Short task
The entries need to be copied exactly.

Extracted information
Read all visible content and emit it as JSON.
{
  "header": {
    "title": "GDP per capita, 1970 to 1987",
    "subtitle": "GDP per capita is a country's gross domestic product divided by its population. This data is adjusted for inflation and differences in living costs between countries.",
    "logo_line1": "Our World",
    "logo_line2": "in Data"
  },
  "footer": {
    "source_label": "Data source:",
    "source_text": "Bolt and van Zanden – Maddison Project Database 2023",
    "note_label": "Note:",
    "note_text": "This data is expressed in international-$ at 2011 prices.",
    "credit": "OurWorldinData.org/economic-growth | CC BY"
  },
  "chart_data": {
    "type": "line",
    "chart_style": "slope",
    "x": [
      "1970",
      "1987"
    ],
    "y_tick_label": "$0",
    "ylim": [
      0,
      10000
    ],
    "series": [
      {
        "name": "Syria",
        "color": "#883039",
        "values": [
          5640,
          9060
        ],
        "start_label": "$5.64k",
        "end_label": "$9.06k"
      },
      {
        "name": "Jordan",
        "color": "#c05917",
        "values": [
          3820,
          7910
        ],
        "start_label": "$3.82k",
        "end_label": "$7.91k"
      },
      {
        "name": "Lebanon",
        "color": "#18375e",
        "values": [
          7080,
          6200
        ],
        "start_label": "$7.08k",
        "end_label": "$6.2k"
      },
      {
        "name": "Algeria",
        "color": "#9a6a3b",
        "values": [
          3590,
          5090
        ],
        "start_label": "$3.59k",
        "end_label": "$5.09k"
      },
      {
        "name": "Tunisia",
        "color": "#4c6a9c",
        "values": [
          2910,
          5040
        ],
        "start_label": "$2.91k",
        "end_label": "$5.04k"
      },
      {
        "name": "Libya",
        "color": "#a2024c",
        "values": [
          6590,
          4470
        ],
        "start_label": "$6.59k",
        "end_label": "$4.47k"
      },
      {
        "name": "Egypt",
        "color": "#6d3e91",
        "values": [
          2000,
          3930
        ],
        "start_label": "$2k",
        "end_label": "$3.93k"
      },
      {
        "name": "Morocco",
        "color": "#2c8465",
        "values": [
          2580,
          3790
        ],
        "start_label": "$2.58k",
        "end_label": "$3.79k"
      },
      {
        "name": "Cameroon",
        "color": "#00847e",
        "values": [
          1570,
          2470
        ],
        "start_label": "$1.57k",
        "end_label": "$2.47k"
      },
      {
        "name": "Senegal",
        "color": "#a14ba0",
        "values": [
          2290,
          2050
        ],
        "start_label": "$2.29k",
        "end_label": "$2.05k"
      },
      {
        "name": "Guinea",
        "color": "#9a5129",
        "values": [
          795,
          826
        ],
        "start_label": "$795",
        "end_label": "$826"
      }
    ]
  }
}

Result
Read all visible content and emit it as JSON.
{
  "header": {
    "title": "GDP per capita, 1970 to 1987",
    "subtitle": "GDP per capita is a country's gross domestic product divided by its population. This data is adjusted for inflation and differences in living costs between countries.",
    "logo_line1": "Our World",
    "logo_line2": "in Data"
  },
  "footer": {
    "source_label": "Data source:",
    "source_text": "Bolt and van Zanden – Maddison Project Database 2023",
    "note_label": "Note:",
    "note_text": "This data is expressed in international-$ at 2011 prices.",
    "credit": "OurWorldinData.org/economic-growth | CC BY"
  },
  "chart_data": {
    "type": "line",
    "chart_style": "slope",
    "x": [
      "1970",
      "1987"
    ],
    "y_tick_label": "$0",
    "ylim": [
      0,
      10000
    ],
    "series": [
      {
        "name": "Syria",
        "color": "#883039",
        "values": [
          5640,
          9060
        ],
        "start_label": "$5.64k",
        "end_label": "$9.06k"
      },
      {
        "name": "Jordan",
        "color": "#c05917",
        "values": [
          3820,
          7910
        ],
        "start_label": "$3.82k",
        "end_label": "$7.91k"
      },
      {
        "name": "Lebanon",
        "color": "#18375e",
        "values": [
          7080,
          6200
        ],
        "start_label": "$7.08k",
        "end_label": "$6.2k"
      },
      {
        "name": "Algeria",
        "color": "#9a6a3b",
        "values": [
          3590,
          5090
        ],
        "start_label": "$3.59k",
        "end_label": "$5.09k"
      },
      {
        "name": "Tunisia",
        "color": "#4c6a9c",
        "values": [
          2910,
          5040
        ],
        "start_label": "$2.91k",
        "end_label": "$5.04k"
      },
      {
        "name": "Libya",
        "color": "#a2024c",
        "values": [
          6590,
          4470
        ],
        "start_label": "$6.59k",
        "end_label": "$4.47k"
      },
      {
        "name": "Egypt",
        "color": "#6d3e91",
        "values": [
          2000,
          3930
        ],
        "start_label": "$2k",
        "end_label": "$3.93k"
      },
      {
        "name": "Morocco",
        "color": "#2c8465",
        "values": [
          2580,
          3790
        ],
        "start_label": "$2.58k",
        "end_label": "$3.79k"
      },
      {
        "name": "Cameroon",
        "color": "#00847e",
        "values": [
          1570,
          2470
        ],
        "start_label": "$1.57k",
        "end_label": "$2.47k"
      },
      {
        "name": "Senegal",
        "color": "#a14ba0",
        "values": [
          2290,
          2050
        ],
        "start_label": "$2.29k",
        "end_label": "$2.05k"
      },
      {
        "name": "Guinea",
        "color": "#9a5129",
        "values": [
          795,
          826
        ],
        "start_label": "$795",
        "end_label": "$826"
      }
    ]
  }
}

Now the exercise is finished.